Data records
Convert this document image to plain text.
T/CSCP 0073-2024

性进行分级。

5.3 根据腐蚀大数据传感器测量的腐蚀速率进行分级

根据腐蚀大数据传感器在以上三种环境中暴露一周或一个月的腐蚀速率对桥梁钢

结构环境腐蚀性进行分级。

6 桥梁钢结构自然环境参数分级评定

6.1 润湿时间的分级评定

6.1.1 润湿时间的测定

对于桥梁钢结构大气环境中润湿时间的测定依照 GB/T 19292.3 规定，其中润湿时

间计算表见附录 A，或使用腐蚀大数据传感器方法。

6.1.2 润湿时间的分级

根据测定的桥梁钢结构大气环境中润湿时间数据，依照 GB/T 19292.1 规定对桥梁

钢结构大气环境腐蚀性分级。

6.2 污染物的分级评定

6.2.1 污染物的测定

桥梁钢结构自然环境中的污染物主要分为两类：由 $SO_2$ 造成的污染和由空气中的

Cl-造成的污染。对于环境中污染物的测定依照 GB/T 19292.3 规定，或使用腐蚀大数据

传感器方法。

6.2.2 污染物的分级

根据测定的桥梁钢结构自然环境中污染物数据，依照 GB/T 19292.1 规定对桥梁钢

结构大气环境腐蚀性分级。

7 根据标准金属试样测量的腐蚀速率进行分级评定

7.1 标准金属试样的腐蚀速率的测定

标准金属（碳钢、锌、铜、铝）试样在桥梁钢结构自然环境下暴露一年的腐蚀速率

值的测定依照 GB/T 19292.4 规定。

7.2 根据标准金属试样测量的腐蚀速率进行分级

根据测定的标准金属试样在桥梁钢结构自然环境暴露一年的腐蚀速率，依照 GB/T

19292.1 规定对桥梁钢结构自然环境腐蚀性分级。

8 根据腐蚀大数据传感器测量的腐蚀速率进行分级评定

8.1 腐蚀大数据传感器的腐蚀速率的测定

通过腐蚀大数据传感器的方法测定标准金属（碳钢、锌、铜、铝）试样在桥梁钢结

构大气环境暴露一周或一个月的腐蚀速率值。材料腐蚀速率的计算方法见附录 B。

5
==
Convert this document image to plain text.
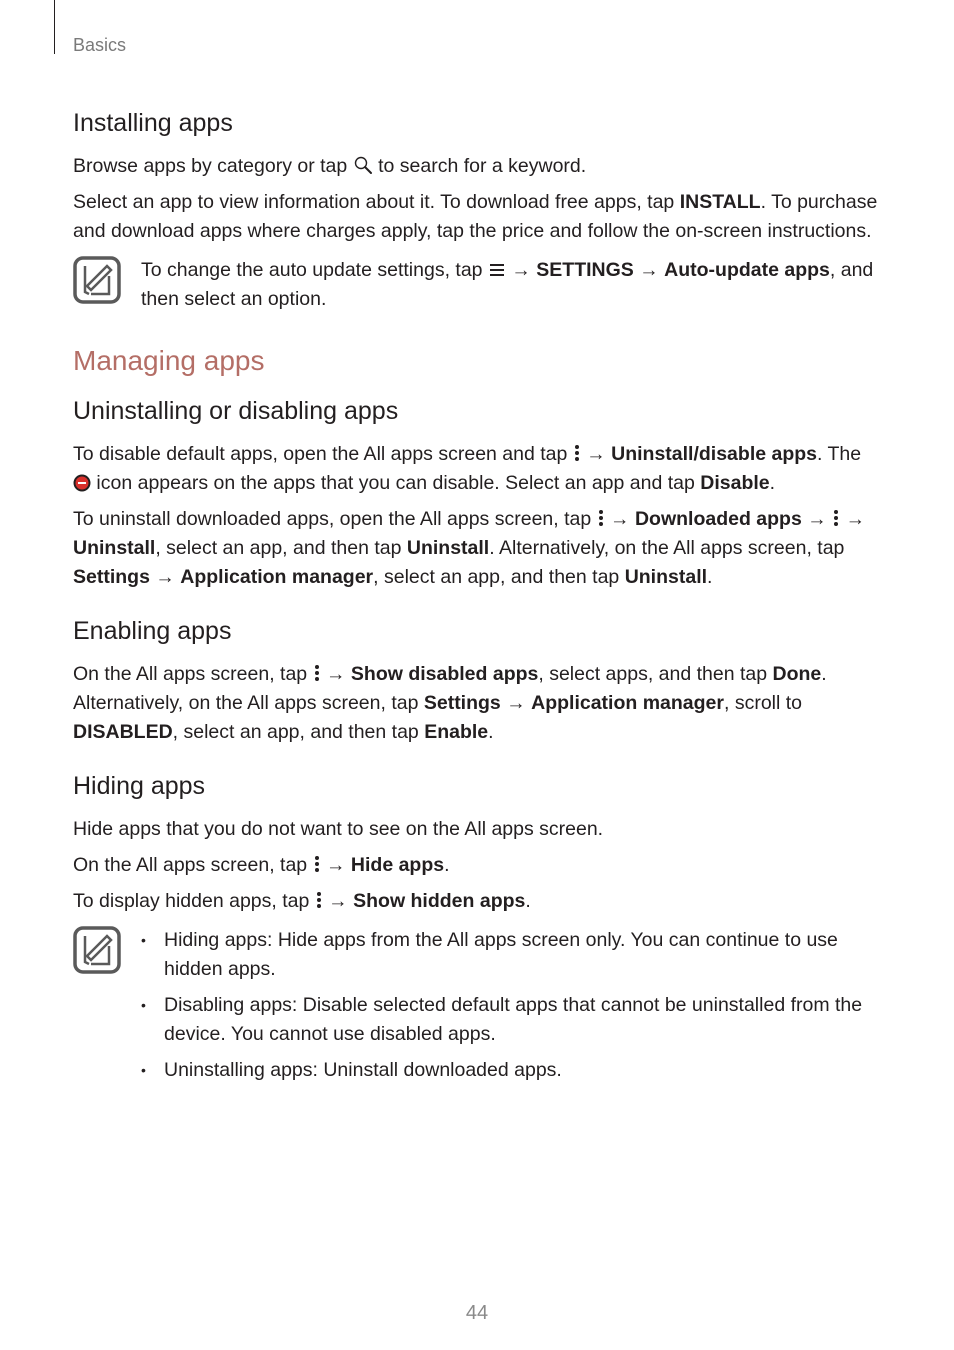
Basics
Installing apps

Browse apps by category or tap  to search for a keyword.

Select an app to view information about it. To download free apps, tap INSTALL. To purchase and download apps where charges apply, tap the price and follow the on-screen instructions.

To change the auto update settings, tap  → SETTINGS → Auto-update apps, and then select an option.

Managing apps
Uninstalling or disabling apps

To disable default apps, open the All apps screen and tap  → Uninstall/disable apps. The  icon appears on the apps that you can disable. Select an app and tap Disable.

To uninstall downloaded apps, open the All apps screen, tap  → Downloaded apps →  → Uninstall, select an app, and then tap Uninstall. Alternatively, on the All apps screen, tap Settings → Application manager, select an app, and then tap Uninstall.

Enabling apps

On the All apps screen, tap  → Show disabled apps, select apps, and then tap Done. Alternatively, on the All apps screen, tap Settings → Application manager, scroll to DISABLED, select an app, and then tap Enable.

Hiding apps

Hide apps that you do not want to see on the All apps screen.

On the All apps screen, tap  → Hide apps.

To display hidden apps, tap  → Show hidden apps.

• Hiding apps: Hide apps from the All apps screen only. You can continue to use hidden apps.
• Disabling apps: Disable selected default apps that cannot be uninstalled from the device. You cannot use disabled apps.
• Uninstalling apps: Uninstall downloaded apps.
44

[Task goal]: Report only how many lines in the entries contain "Hiding".

[Answer to the task]: 2